#### [What needs to be done]
Gather the lines below that include the string "title", copying each in full.

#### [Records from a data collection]
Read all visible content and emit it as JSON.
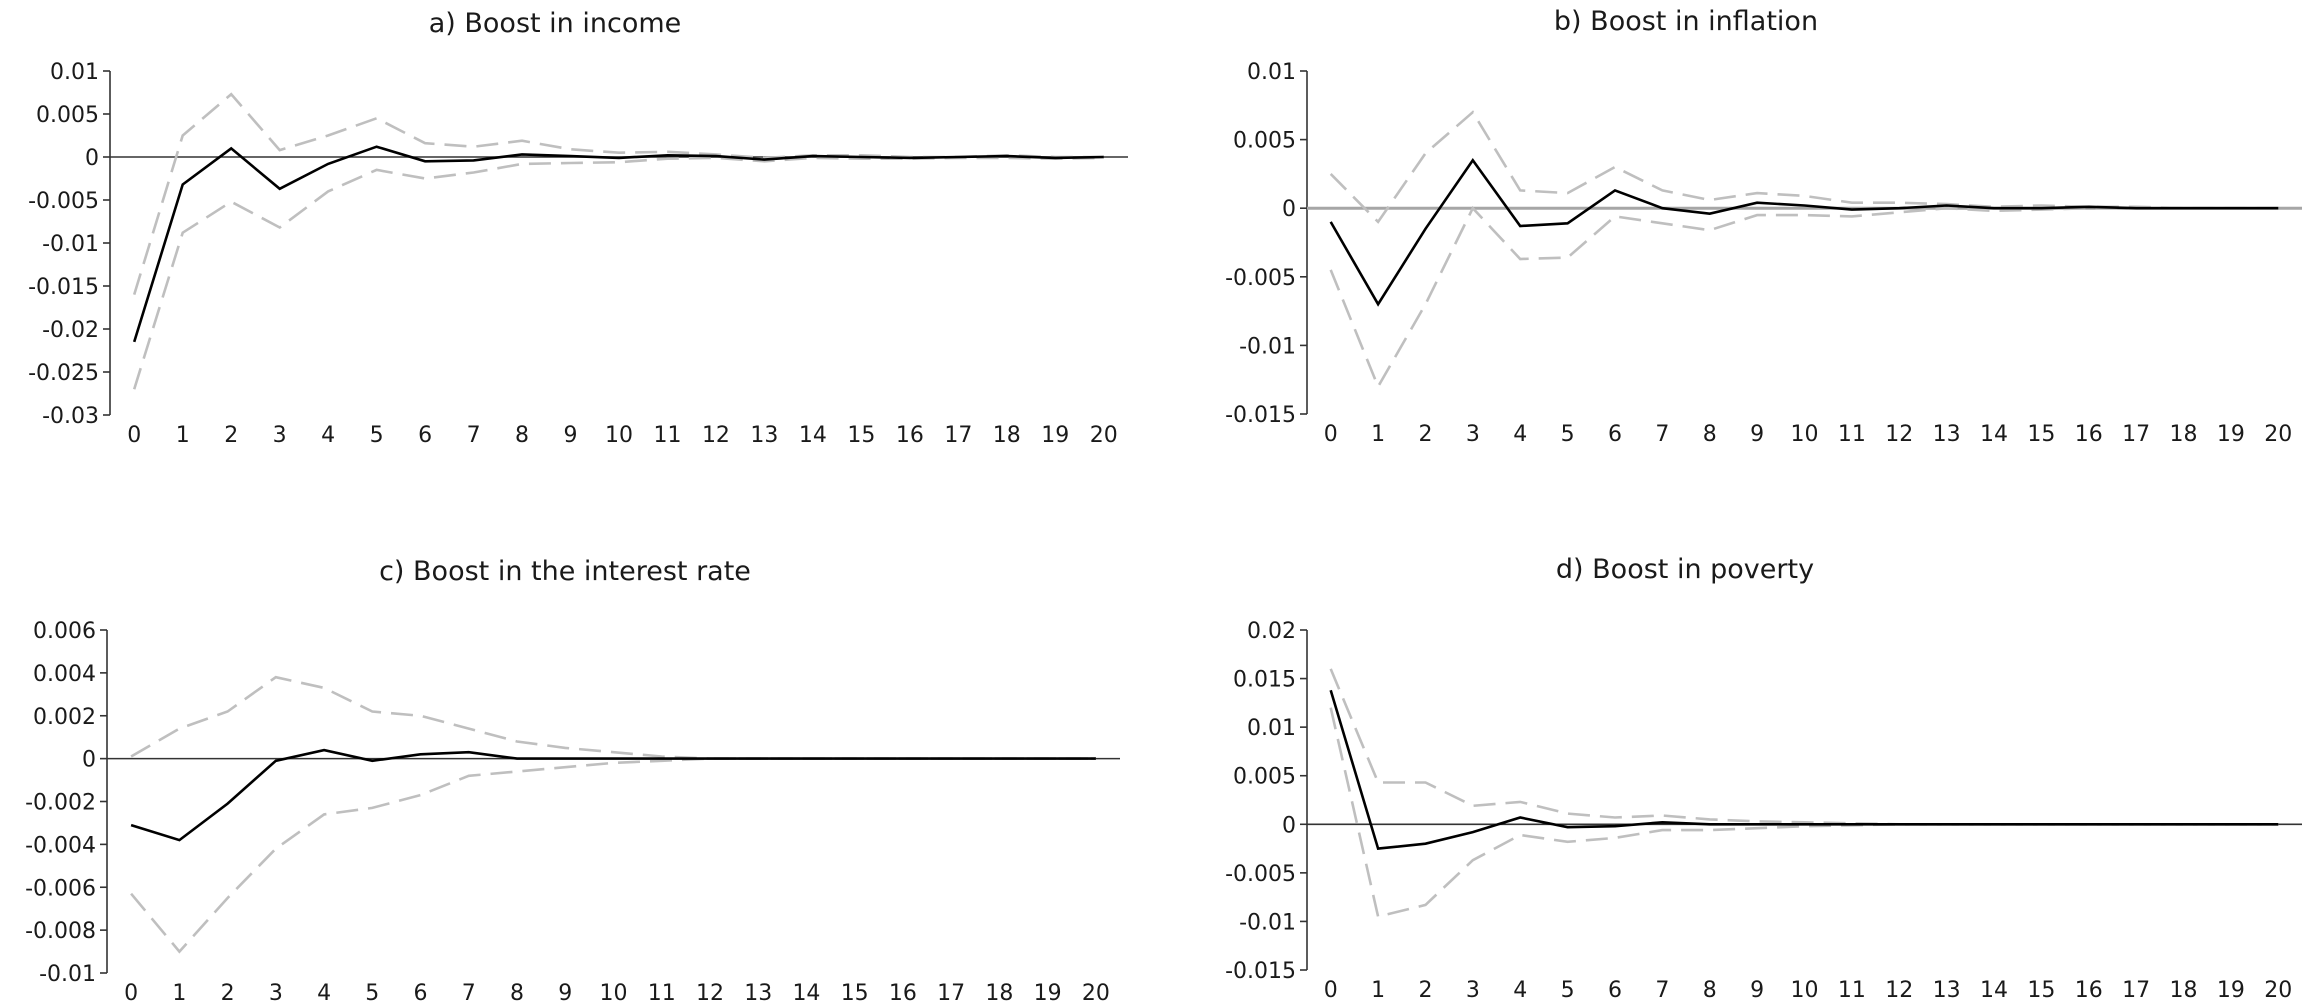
{
  "chart_data": [
    {
      "type": "line",
      "title": "a) Boost in income",
      "x": [
        0,
        1,
        2,
        3,
        4,
        5,
        6,
        7,
        8,
        9,
        10,
        11,
        12,
        13,
        14,
        15,
        16,
        17,
        18,
        19,
        20
      ],
      "x_tick_labels": [
        "0",
        "1",
        "2",
        "3",
        "4",
        "5",
        "6",
        "7",
        "8",
        "9",
        "10",
        "11",
        "12",
        "13",
        "14",
        "15",
        "16",
        "17",
        "18",
        "19",
        "20"
      ],
      "ylim": [
        -0.03,
        0.01
      ],
      "y_ticks": [
        0.01,
        0.005,
        0,
        -0.005,
        -0.01,
        -0.015,
        -0.02,
        -0.025,
        -0.03
      ],
      "y_tick_labels": [
        "0.01",
        "0.005",
        "0",
        "-0.005",
        "-0.01",
        "-0.015",
        "-0.02",
        "-0.025",
        "-0.03"
      ],
      "grid": false,
      "series": [
        {
          "role": "response",
          "color": "#000000",
          "style": "solid",
          "values": [
            -0.0215,
            -0.0032,
            0.001,
            -0.0037,
            -0.0008,
            0.0012,
            -0.0005,
            -0.0004,
            0.0003,
            0.0001,
            -0.0001,
            0.0002,
            0.0001,
            -0.0003,
            0.0001,
            0,
            -0.0001,
            0,
            0.0001,
            -0.0001,
            0
          ]
        },
        {
          "role": "upper-band",
          "color": "#bfbfbf",
          "style": "dashed",
          "values": [
            -0.016,
            0.0025,
            0.0073,
            0.0008,
            0.0025,
            0.0045,
            0.0016,
            0.0012,
            0.0019,
            0.0009,
            0.0005,
            0.0006,
            0.0003,
            -0.0001,
            0.0002,
            0.0002,
            0,
            0,
            0.0002,
            0,
            0
          ]
        },
        {
          "role": "lower-band",
          "color": "#bfbfbf",
          "style": "dashed",
          "values": [
            -0.027,
            -0.0088,
            -0.0052,
            -0.0082,
            -0.004,
            -0.0015,
            -0.0025,
            -0.0018,
            -0.0008,
            -0.0007,
            -0.0006,
            -0.0002,
            -0.0001,
            -0.0005,
            -0.0001,
            -0.0002,
            -0.0002,
            -0.0001,
            -0.0001,
            -0.0002,
            -0.0001
          ]
        }
      ]
    },
    {
      "type": "line",
      "title": "b) Boost in inflation",
      "x": [
        0,
        1,
        2,
        3,
        4,
        5,
        6,
        7,
        8,
        9,
        10,
        11,
        12,
        13,
        14,
        15,
        16,
        17,
        18,
        19,
        20
      ],
      "x_tick_labels": [
        "0",
        "1",
        "2",
        "3",
        "4",
        "5",
        "6",
        "7",
        "8",
        "9",
        "10",
        "11",
        "12",
        "13",
        "14",
        "15",
        "16",
        "17",
        "18",
        "19",
        "20"
      ],
      "ylim": [
        -0.015,
        0.01
      ],
      "y_ticks": [
        0.01,
        0.005,
        0,
        -0.005,
        -0.01,
        -0.015
      ],
      "y_tick_labels": [
        "0.01",
        "0.005",
        "0",
        "-0.005",
        "-0.01",
        "-0.015"
      ],
      "grid": false,
      "series": [
        {
          "role": "response",
          "color": "#000000",
          "style": "solid",
          "values": [
            -0.001,
            -0.007,
            -0.0015,
            0.0035,
            -0.0013,
            -0.0011,
            0.0013,
            0,
            -0.0004,
            0.0004,
            0.0002,
            -0.0001,
            0,
            0.0002,
            0,
            0,
            0.0001,
            0,
            0,
            0,
            0
          ]
        },
        {
          "role": "upper-band",
          "color": "#bfbfbf",
          "style": "dashed",
          "values": [
            0.0025,
            -0.001,
            0.004,
            0.007,
            0.0013,
            0.0011,
            0.003,
            0.0013,
            0.0006,
            0.0011,
            0.0009,
            0.0004,
            0.0004,
            0.0003,
            0.0001,
            0.0002,
            0.0001,
            0.0001,
            0,
            0,
            0
          ]
        },
        {
          "role": "lower-band",
          "color": "#bfbfbf",
          "style": "dashed",
          "values": [
            -0.0045,
            -0.013,
            -0.007,
            0,
            -0.0037,
            -0.0036,
            -0.0006,
            -0.0011,
            -0.0016,
            -0.0005,
            -0.0005,
            -0.0006,
            -0.0003,
            0,
            -0.0002,
            -0.0001,
            0,
            0,
            0,
            0,
            0
          ]
        }
      ]
    },
    {
      "type": "line",
      "title": "c) Boost in the interest rate",
      "x": [
        0,
        1,
        2,
        3,
        4,
        5,
        6,
        7,
        8,
        9,
        10,
        11,
        12,
        13,
        14,
        15,
        16,
        17,
        18,
        19,
        20
      ],
      "x_tick_labels": [
        "0",
        "1",
        "2",
        "3",
        "4",
        "5",
        "6",
        "7",
        "8",
        "9",
        "10",
        "11",
        "12",
        "13",
        "14",
        "15",
        "16",
        "17",
        "18",
        "19",
        "20"
      ],
      "ylim": [
        -0.01,
        0.006
      ],
      "y_ticks": [
        0.006,
        0.004,
        0.002,
        0,
        -0.002,
        -0.004,
        -0.006,
        -0.008,
        -0.01
      ],
      "y_tick_labels": [
        "0.006",
        "0.004",
        "0.002",
        "0",
        "-0.002",
        "-0.004",
        "-0.006",
        "-0.008",
        "-0.01"
      ],
      "grid": false,
      "series": [
        {
          "role": "response",
          "color": "#000000",
          "style": "solid",
          "values": [
            -0.0031,
            -0.0038,
            -0.0021,
            -0.0001,
            0.0004,
            -0.0001,
            0.0002,
            0.0003,
            0,
            0,
            0,
            0,
            0,
            0,
            0,
            0,
            0,
            0,
            0,
            0,
            0
          ]
        },
        {
          "role": "upper-band",
          "color": "#bfbfbf",
          "style": "dashed",
          "values": [
            0.0001,
            0.0014,
            0.0022,
            0.0038,
            0.0033,
            0.0022,
            0.002,
            0.0014,
            0.0008,
            0.0005,
            0.0003,
            0.0001,
            0,
            0,
            0,
            0,
            0,
            0,
            0,
            0,
            0
          ]
        },
        {
          "role": "lower-band",
          "color": "#bfbfbf",
          "style": "dashed",
          "values": [
            -0.0063,
            -0.009,
            -0.0065,
            -0.0042,
            -0.0026,
            -0.0023,
            -0.0017,
            -0.0008,
            -0.0006,
            -0.0004,
            -0.0002,
            -0.0001,
            0,
            0,
            0,
            0,
            0,
            0,
            0,
            0,
            0
          ]
        }
      ]
    },
    {
      "type": "line",
      "title": "d) Boost in poverty",
      "x": [
        0,
        1,
        2,
        3,
        4,
        5,
        6,
        7,
        8,
        9,
        10,
        11,
        12,
        13,
        14,
        15,
        16,
        17,
        18,
        19,
        20
      ],
      "x_tick_labels": [
        "0",
        "1",
        "2",
        "3",
        "4",
        "5",
        "6",
        "7",
        "8",
        "9",
        "10",
        "11",
        "12",
        "13",
        "14",
        "15",
        "16",
        "17",
        "18",
        "19",
        "20"
      ],
      "ylim": [
        -0.015,
        0.02
      ],
      "y_ticks": [
        0.02,
        0.015,
        0.01,
        0.005,
        0,
        -0.005,
        -0.01,
        -0.015
      ],
      "y_tick_labels": [
        "0.02",
        "0.015",
        "0.01",
        "0.005",
        "0",
        "-0.005",
        "-0.01",
        "-0.015"
      ],
      "grid": false,
      "series": [
        {
          "role": "response",
          "color": "#000000",
          "style": "solid",
          "values": [
            0.0138,
            -0.0025,
            -0.002,
            -0.0008,
            0.0007,
            -0.0003,
            -0.0002,
            0.0002,
            0,
            0,
            0,
            0,
            0,
            0,
            0,
            0,
            0,
            0,
            0,
            0,
            0
          ]
        },
        {
          "role": "upper-band",
          "color": "#bfbfbf",
          "style": "dashed",
          "values": [
            0.016,
            0.0043,
            0.0043,
            0.0019,
            0.0023,
            0.0011,
            0.0007,
            0.0009,
            0.0005,
            0.0003,
            0.0002,
            0.0001,
            0,
            0,
            0,
            0,
            0,
            0,
            0,
            0,
            0
          ]
        },
        {
          "role": "lower-band",
          "color": "#bfbfbf",
          "style": "dashed",
          "values": [
            0.012,
            -0.0095,
            -0.0083,
            -0.0037,
            -0.0011,
            -0.0018,
            -0.0014,
            -0.0006,
            -0.0006,
            -0.0004,
            -0.0002,
            -0.0001,
            0,
            0,
            0,
            0,
            0,
            0,
            0,
            0,
            0
          ]
        }
      ]
    }
  ]
}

#### [Solution to the exercise]
      "title": "a) Boost in income",
      "title": "b) Boost in inflation",
      "title": "c) Boost in the interest rate",
      "title": "d) Boost in poverty",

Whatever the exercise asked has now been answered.